Set down the material below word for word, excluding the pictures.

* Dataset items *
====

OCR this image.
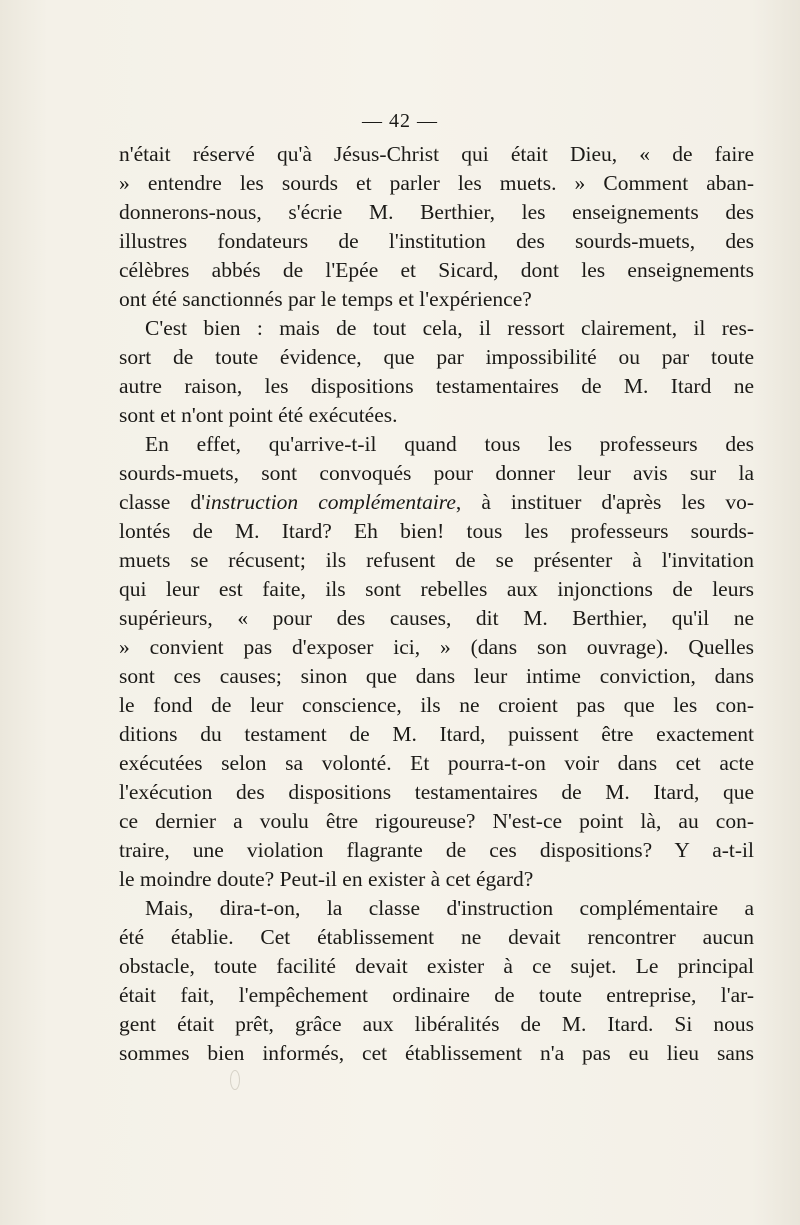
— 42 —
n'était réservé qu'à Jésus-Christ qui était Dieu, « de faire
» entendre les sourds et parler les muets. » Comment aban-
donnerons-nous, s'écrie M. Berthier, les enseignements des
illustres fondateurs de l'institution des sourds-muets, des
célèbres abbés de l'Epée et Sicard, dont les enseignements
ont été sanctionnés par le temps et l'expérience?
C'est bien : mais de tout cela, il ressort clairement, il res-
sort de toute évidence, que par impossibilité ou par toute
autre raison, les dispositions testamentaires de M. Itard ne
sont et n'ont point été exécutées.
En effet, qu'arrive-t-il quand tous les professeurs des
sourds-muets, sont convoqués pour donner leur avis sur la
classe d'instruction complémentaire, à instituer d'après les vo-
lontés de M. Itard? Eh bien! tous les professeurs sourds-
muets se récusent; ils refusent de se présenter à l'invitation
qui leur est faite, ils sont rebelles aux injonctions de leurs
supérieurs, « pour des causes, dit M. Berthier, qu'il ne
» convient pas d'exposer ici, » (dans son ouvrage). Quelles
sont ces causes; sinon que dans leur intime conviction, dans
le fond de leur conscience, ils ne croient pas que les con-
ditions du testament de M. Itard, puissent être exactement
exécutées selon sa volonté. Et pourra-t-on voir dans cet acte
l'exécution des dispositions testamentaires de M. Itard, que
ce dernier a voulu être rigoureuse? N'est-ce point là, au con-
traire, une violation flagrante de ces dispositions? Y a-t-il
le moindre doute? Peut-il en exister à cet égard?
Mais, dira-t-on, la classe d'instruction complémentaire a
été établie. Cet établissement ne devait rencontrer aucun
obstacle, toute facilité devait exister à ce sujet. Le principal
était fait, l'empêchement ordinaire de toute entreprise, l'ar-
gent était prêt, grâce aux libéralités de M. Itard. Si nous
sommes bien informés, cet établissement n'a pas eu lieu sans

====

* Solution for this task *
OCR this image.
— 42 —
n'était réservé qu'à Jésus-Christ qui était Dieu, « de faire
» entendre les sourds et parler les muets. » Comment aban-
donnerons-nous, s'écrie M. Berthier, les enseignements des
illustres fondateurs de l'institution des sourds-muets, des
célèbres abbés de l'Epée et Sicard, dont les enseignements
ont été sanctionnés par le temps et l'expérience?
C'est bien : mais de tout cela, il ressort clairement, il res-
sort de toute évidence, que par impossibilité ou par toute
autre raison, les dispositions testamentaires de M. Itard ne
sont et n'ont point été exécutées.
En effet, qu'arrive-t-il quand tous les professeurs des
sourds-muets, sont convoqués pour donner leur avis sur la
classe d'instruction complémentaire, à instituer d'après les vo-
lontés de M. Itard? Eh bien! tous les professeurs sourds-
muets se récusent; ils refusent de se présenter à l'invitation
qui leur est faite, ils sont rebelles aux injonctions de leurs
supérieurs, « pour des causes, dit M. Berthier, qu'il ne
» convient pas d'exposer ici, » (dans son ouvrage). Quelles
sont ces causes; sinon que dans leur intime conviction, dans
le fond de leur conscience, ils ne croient pas que les con-
ditions du testament de M. Itard, puissent être exactement
exécutées selon sa volonté. Et pourra-t-on voir dans cet acte
l'exécution des dispositions testamentaires de M. Itard, que
ce dernier a voulu être rigoureuse? N'est-ce point là, au con-
traire, une violation flagrante de ces dispositions? Y a-t-il
le moindre doute? Peut-il en exister à cet égard?
Mais, dira-t-on, la classe d'instruction complémentaire a
été établie. Cet établissement ne devait rencontrer aucun
obstacle, toute facilité devait exister à ce sujet. Le principal
était fait, l'empêchement ordinaire de toute entreprise, l'ar-
gent était prêt, grâce aux libéralités de M. Itard. Si nous
sommes bien informés, cet établissement n'a pas eu lieu sans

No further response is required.